*Task data*
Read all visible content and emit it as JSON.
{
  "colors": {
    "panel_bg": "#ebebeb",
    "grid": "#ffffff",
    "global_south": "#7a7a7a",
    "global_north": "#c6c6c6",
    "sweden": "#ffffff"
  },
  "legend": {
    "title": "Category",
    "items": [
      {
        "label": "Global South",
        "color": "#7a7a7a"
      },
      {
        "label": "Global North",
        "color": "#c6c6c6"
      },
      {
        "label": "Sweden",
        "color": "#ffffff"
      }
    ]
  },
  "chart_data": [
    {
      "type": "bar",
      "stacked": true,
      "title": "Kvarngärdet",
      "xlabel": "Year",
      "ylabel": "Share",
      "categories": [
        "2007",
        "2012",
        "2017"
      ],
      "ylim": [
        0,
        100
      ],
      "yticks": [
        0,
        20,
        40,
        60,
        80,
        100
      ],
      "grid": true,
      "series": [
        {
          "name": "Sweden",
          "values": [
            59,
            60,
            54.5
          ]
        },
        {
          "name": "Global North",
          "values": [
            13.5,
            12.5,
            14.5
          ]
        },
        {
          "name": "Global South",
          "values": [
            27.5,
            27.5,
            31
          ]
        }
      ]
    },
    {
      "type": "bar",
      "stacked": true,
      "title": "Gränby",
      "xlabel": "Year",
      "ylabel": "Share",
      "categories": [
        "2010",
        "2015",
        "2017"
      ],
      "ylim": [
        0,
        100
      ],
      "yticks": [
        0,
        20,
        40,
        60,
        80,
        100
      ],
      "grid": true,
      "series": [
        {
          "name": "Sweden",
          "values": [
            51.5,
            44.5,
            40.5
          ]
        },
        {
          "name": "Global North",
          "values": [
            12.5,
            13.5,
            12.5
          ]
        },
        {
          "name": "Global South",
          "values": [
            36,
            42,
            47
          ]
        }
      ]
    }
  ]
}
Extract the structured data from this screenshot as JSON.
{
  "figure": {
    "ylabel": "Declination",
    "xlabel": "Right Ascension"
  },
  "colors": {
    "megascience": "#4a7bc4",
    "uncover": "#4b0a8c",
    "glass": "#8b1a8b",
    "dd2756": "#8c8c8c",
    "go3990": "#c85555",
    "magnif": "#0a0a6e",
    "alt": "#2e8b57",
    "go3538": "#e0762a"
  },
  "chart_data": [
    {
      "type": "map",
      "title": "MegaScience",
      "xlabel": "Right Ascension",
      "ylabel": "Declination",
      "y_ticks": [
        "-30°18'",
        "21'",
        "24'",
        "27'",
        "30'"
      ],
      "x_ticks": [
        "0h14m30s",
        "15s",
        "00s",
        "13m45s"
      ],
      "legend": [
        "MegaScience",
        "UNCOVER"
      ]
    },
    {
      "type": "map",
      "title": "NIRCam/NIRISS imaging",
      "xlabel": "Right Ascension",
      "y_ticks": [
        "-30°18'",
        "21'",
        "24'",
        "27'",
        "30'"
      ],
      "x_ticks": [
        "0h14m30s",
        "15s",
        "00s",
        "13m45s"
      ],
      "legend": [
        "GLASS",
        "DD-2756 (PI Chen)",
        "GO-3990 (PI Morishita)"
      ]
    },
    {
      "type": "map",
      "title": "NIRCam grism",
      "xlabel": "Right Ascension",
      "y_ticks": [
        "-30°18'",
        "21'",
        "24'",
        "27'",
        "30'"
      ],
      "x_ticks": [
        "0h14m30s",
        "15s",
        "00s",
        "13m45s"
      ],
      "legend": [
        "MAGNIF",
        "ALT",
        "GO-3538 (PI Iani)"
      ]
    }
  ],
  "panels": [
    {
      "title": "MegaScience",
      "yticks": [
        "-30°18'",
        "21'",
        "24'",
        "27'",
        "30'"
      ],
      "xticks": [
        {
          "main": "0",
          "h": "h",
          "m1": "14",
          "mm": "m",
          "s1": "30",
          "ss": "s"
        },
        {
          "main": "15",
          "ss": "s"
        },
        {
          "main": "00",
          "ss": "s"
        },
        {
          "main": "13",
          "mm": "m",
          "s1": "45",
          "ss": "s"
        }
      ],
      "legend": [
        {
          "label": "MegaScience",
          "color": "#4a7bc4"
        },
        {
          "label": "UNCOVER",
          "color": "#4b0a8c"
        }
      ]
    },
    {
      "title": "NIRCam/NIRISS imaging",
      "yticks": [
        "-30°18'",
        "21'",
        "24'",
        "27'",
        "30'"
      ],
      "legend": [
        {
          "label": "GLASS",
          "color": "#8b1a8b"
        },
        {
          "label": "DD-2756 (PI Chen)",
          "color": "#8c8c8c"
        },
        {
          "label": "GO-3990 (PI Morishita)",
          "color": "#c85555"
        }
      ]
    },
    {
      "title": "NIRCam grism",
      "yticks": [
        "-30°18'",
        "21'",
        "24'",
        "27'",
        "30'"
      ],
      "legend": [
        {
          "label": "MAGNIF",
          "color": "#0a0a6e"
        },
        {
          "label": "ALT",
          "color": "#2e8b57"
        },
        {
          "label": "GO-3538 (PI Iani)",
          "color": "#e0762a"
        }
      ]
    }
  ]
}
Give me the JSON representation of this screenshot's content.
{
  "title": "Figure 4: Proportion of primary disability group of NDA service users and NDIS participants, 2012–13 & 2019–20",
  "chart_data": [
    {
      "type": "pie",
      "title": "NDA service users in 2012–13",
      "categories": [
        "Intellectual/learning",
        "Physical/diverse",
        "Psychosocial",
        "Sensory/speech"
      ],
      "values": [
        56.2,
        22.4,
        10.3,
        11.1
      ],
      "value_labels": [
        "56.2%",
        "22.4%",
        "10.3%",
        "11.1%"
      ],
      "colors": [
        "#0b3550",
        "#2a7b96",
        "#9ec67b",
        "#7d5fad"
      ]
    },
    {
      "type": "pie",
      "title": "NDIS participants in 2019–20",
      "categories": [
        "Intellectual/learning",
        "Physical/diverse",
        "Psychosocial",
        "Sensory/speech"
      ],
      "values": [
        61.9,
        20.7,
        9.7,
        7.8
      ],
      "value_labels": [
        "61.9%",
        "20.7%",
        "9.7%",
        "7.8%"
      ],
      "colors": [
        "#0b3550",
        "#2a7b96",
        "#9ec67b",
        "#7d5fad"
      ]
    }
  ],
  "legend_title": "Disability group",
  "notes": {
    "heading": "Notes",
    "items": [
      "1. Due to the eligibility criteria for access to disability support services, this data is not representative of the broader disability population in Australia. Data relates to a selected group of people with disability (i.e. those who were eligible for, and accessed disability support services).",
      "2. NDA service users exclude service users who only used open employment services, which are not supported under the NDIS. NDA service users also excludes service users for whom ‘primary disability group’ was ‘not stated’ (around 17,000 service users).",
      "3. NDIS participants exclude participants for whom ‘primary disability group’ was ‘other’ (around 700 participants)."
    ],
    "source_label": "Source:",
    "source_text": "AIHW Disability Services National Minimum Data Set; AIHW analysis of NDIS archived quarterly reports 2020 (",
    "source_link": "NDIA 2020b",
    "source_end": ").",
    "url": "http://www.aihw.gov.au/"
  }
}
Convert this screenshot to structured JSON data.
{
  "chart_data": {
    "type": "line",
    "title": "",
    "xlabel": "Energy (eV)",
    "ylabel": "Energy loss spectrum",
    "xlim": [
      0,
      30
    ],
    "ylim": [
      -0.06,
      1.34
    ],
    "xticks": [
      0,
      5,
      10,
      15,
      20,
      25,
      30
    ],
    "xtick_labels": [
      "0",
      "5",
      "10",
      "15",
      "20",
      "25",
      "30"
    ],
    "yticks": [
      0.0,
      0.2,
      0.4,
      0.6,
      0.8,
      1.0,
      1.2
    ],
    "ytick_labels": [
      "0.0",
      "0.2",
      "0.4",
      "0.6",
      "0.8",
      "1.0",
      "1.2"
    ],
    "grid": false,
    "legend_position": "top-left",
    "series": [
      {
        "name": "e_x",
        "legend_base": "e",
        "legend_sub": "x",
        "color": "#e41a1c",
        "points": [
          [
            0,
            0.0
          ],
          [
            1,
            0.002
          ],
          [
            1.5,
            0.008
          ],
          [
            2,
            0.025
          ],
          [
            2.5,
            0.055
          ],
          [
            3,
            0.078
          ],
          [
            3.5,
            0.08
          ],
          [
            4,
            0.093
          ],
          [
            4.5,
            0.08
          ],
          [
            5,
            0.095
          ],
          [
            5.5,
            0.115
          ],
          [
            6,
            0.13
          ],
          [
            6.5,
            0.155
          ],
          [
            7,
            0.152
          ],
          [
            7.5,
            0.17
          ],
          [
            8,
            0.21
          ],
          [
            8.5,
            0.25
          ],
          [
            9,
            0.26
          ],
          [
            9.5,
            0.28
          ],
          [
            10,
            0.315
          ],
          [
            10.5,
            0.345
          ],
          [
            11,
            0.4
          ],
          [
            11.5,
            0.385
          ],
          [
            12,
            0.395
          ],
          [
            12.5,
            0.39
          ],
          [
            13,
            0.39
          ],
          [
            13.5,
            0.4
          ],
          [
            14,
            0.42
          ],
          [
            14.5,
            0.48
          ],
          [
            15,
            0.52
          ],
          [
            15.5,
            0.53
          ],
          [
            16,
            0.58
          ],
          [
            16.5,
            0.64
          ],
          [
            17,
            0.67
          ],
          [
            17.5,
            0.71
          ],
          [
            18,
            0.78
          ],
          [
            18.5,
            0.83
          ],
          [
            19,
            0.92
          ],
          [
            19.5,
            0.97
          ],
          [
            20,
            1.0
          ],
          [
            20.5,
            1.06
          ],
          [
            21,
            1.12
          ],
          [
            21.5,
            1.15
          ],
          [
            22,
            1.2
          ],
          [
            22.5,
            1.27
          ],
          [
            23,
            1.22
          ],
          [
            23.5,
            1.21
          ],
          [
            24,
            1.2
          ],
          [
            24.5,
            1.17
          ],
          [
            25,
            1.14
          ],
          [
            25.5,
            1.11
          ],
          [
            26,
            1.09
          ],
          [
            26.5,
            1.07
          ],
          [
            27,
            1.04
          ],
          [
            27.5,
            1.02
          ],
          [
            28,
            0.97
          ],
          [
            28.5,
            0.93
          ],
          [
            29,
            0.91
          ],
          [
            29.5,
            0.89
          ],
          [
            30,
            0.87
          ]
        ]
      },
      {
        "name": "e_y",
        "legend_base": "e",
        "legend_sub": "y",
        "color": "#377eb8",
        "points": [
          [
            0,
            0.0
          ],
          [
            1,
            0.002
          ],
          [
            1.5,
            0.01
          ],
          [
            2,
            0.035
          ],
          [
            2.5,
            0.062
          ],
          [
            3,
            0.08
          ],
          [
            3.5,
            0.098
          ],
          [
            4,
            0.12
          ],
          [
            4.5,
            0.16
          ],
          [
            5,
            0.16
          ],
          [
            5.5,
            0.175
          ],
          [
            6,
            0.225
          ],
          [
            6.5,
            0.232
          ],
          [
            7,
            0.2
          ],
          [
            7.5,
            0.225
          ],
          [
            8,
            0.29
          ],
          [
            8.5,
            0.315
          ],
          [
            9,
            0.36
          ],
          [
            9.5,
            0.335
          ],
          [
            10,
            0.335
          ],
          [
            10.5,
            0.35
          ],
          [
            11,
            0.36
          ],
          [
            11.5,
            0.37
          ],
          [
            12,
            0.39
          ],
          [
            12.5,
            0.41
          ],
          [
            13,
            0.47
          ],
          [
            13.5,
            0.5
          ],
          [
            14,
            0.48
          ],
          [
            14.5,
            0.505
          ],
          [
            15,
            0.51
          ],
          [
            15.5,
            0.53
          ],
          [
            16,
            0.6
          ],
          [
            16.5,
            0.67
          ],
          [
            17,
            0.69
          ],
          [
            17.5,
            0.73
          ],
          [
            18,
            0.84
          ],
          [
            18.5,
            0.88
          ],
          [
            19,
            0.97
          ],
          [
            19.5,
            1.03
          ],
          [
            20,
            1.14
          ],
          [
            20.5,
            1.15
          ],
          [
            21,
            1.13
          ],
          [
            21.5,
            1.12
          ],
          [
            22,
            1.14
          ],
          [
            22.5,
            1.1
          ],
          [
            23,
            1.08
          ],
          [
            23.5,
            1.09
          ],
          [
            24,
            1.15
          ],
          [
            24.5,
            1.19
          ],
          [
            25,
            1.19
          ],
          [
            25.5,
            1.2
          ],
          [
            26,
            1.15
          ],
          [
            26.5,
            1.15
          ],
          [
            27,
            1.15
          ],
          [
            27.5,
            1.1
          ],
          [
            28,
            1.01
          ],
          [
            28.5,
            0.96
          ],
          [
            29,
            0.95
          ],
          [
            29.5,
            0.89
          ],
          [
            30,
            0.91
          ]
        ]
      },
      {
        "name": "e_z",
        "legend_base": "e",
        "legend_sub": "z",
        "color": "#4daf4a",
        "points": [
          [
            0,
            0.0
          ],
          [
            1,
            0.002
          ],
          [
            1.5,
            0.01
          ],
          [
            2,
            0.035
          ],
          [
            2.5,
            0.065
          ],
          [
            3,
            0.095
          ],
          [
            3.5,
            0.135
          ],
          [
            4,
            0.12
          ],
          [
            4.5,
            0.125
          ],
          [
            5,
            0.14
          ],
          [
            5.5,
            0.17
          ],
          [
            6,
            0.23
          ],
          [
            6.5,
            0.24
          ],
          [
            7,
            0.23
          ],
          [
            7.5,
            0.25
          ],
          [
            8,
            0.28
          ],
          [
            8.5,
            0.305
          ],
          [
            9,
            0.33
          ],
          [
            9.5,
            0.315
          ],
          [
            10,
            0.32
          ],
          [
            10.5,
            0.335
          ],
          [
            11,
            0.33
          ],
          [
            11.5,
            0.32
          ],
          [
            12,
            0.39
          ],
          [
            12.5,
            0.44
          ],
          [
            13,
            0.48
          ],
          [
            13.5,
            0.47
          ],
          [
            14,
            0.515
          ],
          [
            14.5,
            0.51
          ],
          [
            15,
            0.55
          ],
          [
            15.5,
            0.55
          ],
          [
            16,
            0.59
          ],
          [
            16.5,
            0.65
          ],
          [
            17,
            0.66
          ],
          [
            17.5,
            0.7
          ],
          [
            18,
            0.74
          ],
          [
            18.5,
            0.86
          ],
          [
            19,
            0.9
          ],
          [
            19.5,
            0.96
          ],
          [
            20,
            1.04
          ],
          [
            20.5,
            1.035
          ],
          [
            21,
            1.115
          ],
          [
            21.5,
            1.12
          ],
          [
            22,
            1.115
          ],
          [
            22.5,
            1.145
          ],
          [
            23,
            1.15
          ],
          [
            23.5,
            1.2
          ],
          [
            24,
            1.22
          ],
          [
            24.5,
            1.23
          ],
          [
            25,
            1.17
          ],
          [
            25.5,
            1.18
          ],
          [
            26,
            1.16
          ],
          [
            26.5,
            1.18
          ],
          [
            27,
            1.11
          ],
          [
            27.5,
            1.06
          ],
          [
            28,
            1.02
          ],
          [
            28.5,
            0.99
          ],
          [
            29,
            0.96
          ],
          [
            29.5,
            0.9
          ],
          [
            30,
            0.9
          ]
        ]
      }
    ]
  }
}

*What is being asked*
Find every line that holds "JSON" and copy it.

*Response to this task*
Read all visible content and emit it as JSON.
Extract the structured data from this screenshot as JSON.
Give me the JSON representation of this screenshot's content.
Convert this screenshot to structured JSON data.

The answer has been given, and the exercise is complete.